■ **Written problem**: Pull out from the material below all lines with "poster".

■ **Entries provided**:
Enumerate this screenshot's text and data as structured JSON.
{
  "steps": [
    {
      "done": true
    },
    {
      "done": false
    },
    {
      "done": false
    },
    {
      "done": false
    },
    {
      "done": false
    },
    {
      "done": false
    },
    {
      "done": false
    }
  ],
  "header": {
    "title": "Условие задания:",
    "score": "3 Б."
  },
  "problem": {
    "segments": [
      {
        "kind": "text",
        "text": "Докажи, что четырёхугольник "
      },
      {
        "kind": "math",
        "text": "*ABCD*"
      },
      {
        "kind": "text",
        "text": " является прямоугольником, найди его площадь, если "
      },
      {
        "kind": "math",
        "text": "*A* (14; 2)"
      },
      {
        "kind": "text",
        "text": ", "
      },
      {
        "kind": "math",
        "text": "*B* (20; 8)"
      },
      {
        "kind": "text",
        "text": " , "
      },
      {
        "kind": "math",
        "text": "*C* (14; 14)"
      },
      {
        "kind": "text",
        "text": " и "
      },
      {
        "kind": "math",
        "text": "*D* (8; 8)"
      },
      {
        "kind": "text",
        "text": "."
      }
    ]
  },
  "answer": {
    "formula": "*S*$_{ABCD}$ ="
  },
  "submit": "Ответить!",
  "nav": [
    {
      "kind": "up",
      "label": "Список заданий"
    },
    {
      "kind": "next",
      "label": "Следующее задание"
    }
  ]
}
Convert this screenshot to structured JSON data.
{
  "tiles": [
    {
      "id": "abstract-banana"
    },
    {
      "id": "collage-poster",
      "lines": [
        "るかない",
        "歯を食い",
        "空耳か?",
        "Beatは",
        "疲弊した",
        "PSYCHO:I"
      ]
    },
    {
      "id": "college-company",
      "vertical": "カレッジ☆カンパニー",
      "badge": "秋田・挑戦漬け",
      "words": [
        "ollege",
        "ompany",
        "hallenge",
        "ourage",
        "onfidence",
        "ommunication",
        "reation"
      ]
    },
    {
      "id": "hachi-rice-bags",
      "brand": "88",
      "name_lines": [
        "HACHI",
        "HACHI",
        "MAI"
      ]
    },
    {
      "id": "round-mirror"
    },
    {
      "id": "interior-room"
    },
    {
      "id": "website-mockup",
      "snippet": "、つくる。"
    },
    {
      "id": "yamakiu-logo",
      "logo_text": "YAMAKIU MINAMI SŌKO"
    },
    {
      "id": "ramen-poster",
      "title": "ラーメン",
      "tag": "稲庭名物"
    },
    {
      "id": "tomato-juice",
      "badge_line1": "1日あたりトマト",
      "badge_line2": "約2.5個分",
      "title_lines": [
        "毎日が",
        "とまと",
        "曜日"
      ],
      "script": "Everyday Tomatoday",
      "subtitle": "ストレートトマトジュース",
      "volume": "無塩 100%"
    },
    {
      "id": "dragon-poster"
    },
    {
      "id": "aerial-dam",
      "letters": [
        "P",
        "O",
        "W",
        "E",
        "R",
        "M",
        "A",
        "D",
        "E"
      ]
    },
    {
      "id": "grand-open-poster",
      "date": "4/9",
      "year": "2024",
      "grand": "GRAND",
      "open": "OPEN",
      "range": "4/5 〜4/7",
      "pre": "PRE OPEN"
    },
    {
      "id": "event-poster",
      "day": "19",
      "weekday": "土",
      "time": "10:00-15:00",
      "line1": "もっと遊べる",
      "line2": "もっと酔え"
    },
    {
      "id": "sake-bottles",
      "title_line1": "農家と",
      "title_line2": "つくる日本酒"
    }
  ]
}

■ **Solution to this problem**:
      "id": "collage-poster",
      "id": "ramen-poster",
      "id": "dragon-poster"
      "id": "grand-open-poster",
      "id": "event-poster",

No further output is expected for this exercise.